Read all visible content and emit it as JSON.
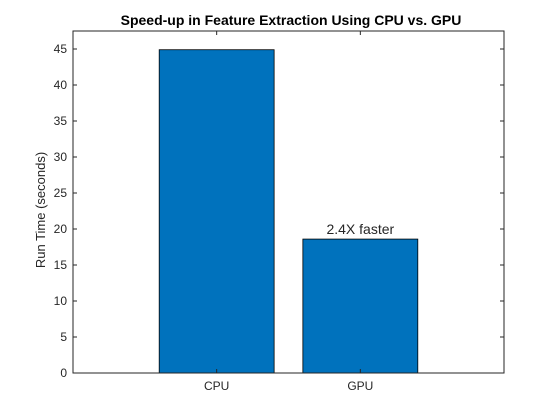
{
  "chart_data": {
    "type": "bar",
    "title": "Speed-up in Feature Extraction Using CPU vs. GPU",
    "xlabel": "",
    "ylabel": "Run Time (seconds)",
    "categories": [
      "CPU",
      "GPU"
    ],
    "values": [
      44.9,
      18.6
    ],
    "ylim": [
      0,
      47.5
    ],
    "yticks": [
      0,
      5,
      10,
      15,
      20,
      25,
      30,
      35,
      40,
      45
    ],
    "bar_color": "#0072BD",
    "grid": false,
    "annotations": [
      {
        "text": "2.4X faster",
        "category": "GPU"
      }
    ]
  }
}
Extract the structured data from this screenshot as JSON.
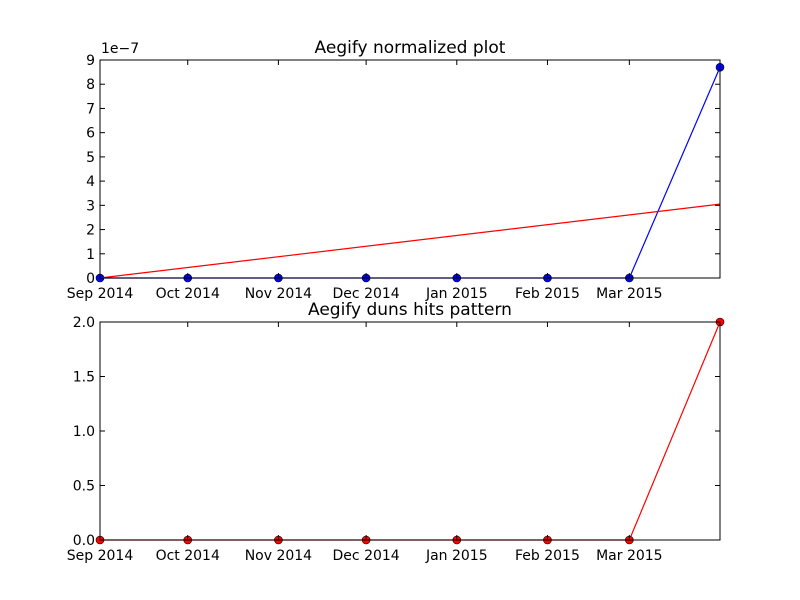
{
  "chart_data": [
    {
      "type": "line",
      "title": "Aegify normalized plot",
      "xlabel": "",
      "ylabel": "",
      "x_ticks": [
        "Sep 2014",
        "Oct 2014",
        "Nov 2014",
        "Dec 2014",
        "Jan 2015",
        "Feb 2015",
        "Mar 2015"
      ],
      "x_tick_dates": [
        "2014-09-01",
        "2014-10-01",
        "2014-11-01",
        "2014-12-01",
        "2015-01-01",
        "2015-02-01",
        "2015-03-01"
      ],
      "xlim": [
        "2014-09-01",
        "2015-04-01"
      ],
      "y_exponent_label": "1e−7",
      "y_scale_exponent": -7,
      "ylim": [
        0,
        9
      ],
      "y_ticks": [
        "0",
        "1",
        "2",
        "3",
        "4",
        "5",
        "6",
        "7",
        "8",
        "9"
      ],
      "y_tick_values": [
        0,
        1,
        2,
        3,
        4,
        5,
        6,
        7,
        8,
        9
      ],
      "grid": false,
      "series": [
        {
          "color": "#0000ff",
          "marker": "circle",
          "x": [
            "2014-09-01",
            "2014-10-01",
            "2014-11-01",
            "2014-12-01",
            "2015-01-01",
            "2015-02-01",
            "2015-03-01",
            "2015-04-01"
          ],
          "y": [
            0,
            0,
            0,
            0,
            0,
            0,
            0,
            8.7
          ]
        },
        {
          "color": "#ff0000",
          "marker": "none",
          "x": [
            "2014-09-01",
            "2015-04-01"
          ],
          "y": [
            0,
            3.05
          ]
        }
      ]
    },
    {
      "type": "line",
      "title": "Aegify duns hits pattern",
      "xlabel": "",
      "ylabel": "",
      "x_ticks": [
        "Sep 2014",
        "Oct 2014",
        "Nov 2014",
        "Dec 2014",
        "Jan 2015",
        "Feb 2015",
        "Mar 2015"
      ],
      "x_tick_dates": [
        "2014-09-01",
        "2014-10-01",
        "2014-11-01",
        "2014-12-01",
        "2015-01-01",
        "2015-02-01",
        "2015-03-01"
      ],
      "xlim": [
        "2014-09-01",
        "2015-04-01"
      ],
      "ylim": [
        0,
        2
      ],
      "y_ticks": [
        "0.0",
        "0.5",
        "1.0",
        "1.5",
        "2.0"
      ],
      "y_tick_values": [
        0,
        0.5,
        1,
        1.5,
        2
      ],
      "grid": false,
      "series": [
        {
          "color": "#ff0000",
          "marker": "circle",
          "x": [
            "2014-09-01",
            "2014-10-01",
            "2014-11-01",
            "2014-12-01",
            "2015-01-01",
            "2015-02-01",
            "2015-03-01",
            "2015-04-01"
          ],
          "y": [
            0,
            0,
            0,
            0,
            0,
            0,
            0,
            2
          ]
        }
      ]
    }
  ]
}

★ ★ ★ ★

- WRITTEN INSTRUCTION
Every entry above should be duplicated exactly. Do not include the images.

- TASK ANSWER
Read all visible content and emit it as JSON.
{
  "chart_data": {
    "type": "bar",
    "title": "Speed-up in Feature Extraction Using CPU vs. GPU",
    "xlabel": "",
    "ylabel": "Run Time (seconds)",
    "categories": [
      "CPU",
      "GPU"
    ],
    "values": [
      44.9,
      18.6
    ],
    "ylim": [
      0,
      47.5
    ],
    "yticks": [
      0,
      5,
      10,
      15,
      20,
      25,
      30,
      35,
      40,
      45
    ],
    "bar_color": "#0072BD",
    "grid": false,
    "annotations": [
      {
        "text": "2.4X faster",
        "category": "GPU"
      }
    ]
  }
}
Extract the structured data from this screenshot as JSON.
{
  "chart_data": [
    {
      "type": "line",
      "title": "Aegify normalized plot",
      "xlabel": "",
      "ylabel": "",
      "x_ticks": [
        "Sep 2014",
        "Oct 2014",
        "Nov 2014",
        "Dec 2014",
        "Jan 2015",
        "Feb 2015",
        "Mar 2015"
      ],
      "x_tick_dates": [
        "2014-09-01",
        "2014-10-01",
        "2014-11-01",
        "2014-12-01",
        "2015-01-01",
        "2015-02-01",
        "2015-03-01"
      ],
      "xlim": [
        "2014-09-01",
        "2015-04-01"
      ],
      "y_exponent_label": "1e−7",
      "y_scale_exponent": -7,
      "ylim": [
        0,
        9
      ],
      "y_ticks": [
        "0",
        "1",
        "2",
        "3",
        "4",
        "5",
        "6",
        "7",
        "8",
        "9"
      ],
      "y_tick_values": [
        0,
        1,
        2,
        3,
        4,
        5,
        6,
        7,
        8,
        9
      ],
      "grid": false,
      "series": [
        {
          "color": "#0000ff",
          "marker": "circle",
          "x": [
            "2014-09-01",
            "2014-10-01",
            "2014-11-01",
            "2014-12-01",
            "2015-01-01",
            "2015-02-01",
            "2015-03-01",
            "2015-04-01"
          ],
          "y": [
            0,
            0,
            0,
            0,
            0,
            0,
            0,
            8.7
          ]
        },
        {
          "color": "#ff0000",
          "marker": "none",
          "x": [
            "2014-09-01",
            "2015-04-01"
          ],
          "y": [
            0,
            3.05
          ]
        }
      ]
    },
    {
      "type": "line",
      "title": "Aegify duns hits pattern",
      "xlabel": "",
      "ylabel": "",
      "x_ticks": [
        "Sep 2014",
        "Oct 2014",
        "Nov 2014",
        "Dec 2014",
        "Jan 2015",
        "Feb 2015",
        "Mar 2015"
      ],
      "x_tick_dates": [
        "2014-09-01",
        "2014-10-01",
        "2014-11-01",
        "2014-12-01",
        "2015-01-01",
        "2015-02-01",
        "2015-03-01"
      ],
      "xlim": [
        "2014-09-01",
        "2015-04-01"
      ],
      "ylim": [
        0,
        2
      ],
      "y_ticks": [
        "0.0",
        "0.5",
        "1.0",
        "1.5",
        "2.0"
      ],
      "y_tick_values": [
        0,
        0.5,
        1,
        1.5,
        2
      ],
      "grid": false,
      "series": [
        {
          "color": "#ff0000",
          "marker": "circle",
          "x": [
            "2014-09-01",
            "2014-10-01",
            "2014-11-01",
            "2014-12-01",
            "2015-01-01",
            "2015-02-01",
            "2015-03-01",
            "2015-04-01"
          ],
          "y": [
            0,
            0,
            0,
            0,
            0,
            0,
            0,
            2
          ]
        }
      ]
    }
  ]
}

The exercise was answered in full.